──────── RECORD EXCERPTS

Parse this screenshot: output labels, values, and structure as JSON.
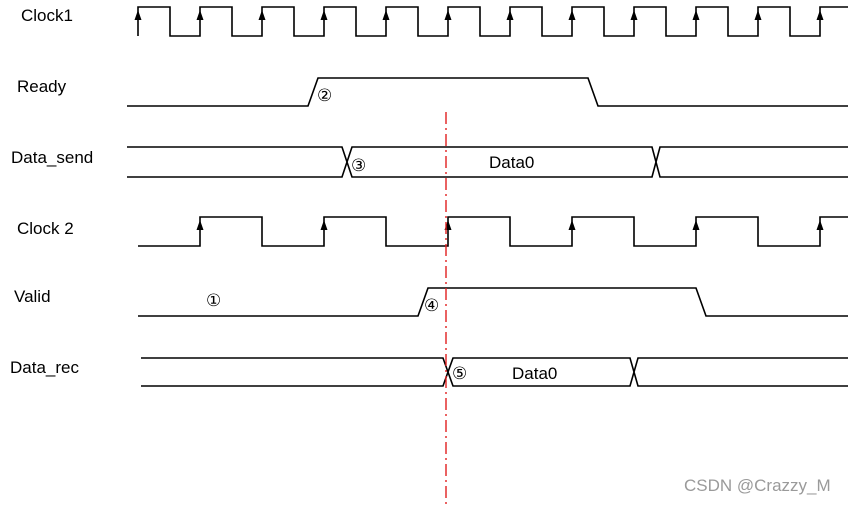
{
  "signals": [
    {
      "id": "clock1",
      "label": "Clock1",
      "type": "clock",
      "arrow_on_rise": true
    },
    {
      "id": "ready",
      "label": "Ready",
      "type": "level"
    },
    {
      "id": "data_send",
      "label": "Data_send",
      "type": "bus",
      "value": "Data0"
    },
    {
      "id": "clock2",
      "label": "Clock 2",
      "type": "clock",
      "arrow_on_rise": true
    },
    {
      "id": "valid",
      "label": "Valid",
      "type": "level"
    },
    {
      "id": "data_rec",
      "label": "Data_rec",
      "type": "bus",
      "value": "Data0"
    }
  ],
  "markers": [
    "①",
    "②",
    "③",
    "④",
    "⑤"
  ],
  "watermark": "CSDN @Crazzy_M",
  "colors": {
    "wave": "#000000",
    "cursor": "#e02020",
    "watermark": "#9a9a9a"
  }
}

────────────────

Give the count of lines holding the word "watermark", with no other words.

== EXERCISE RESULT ==
2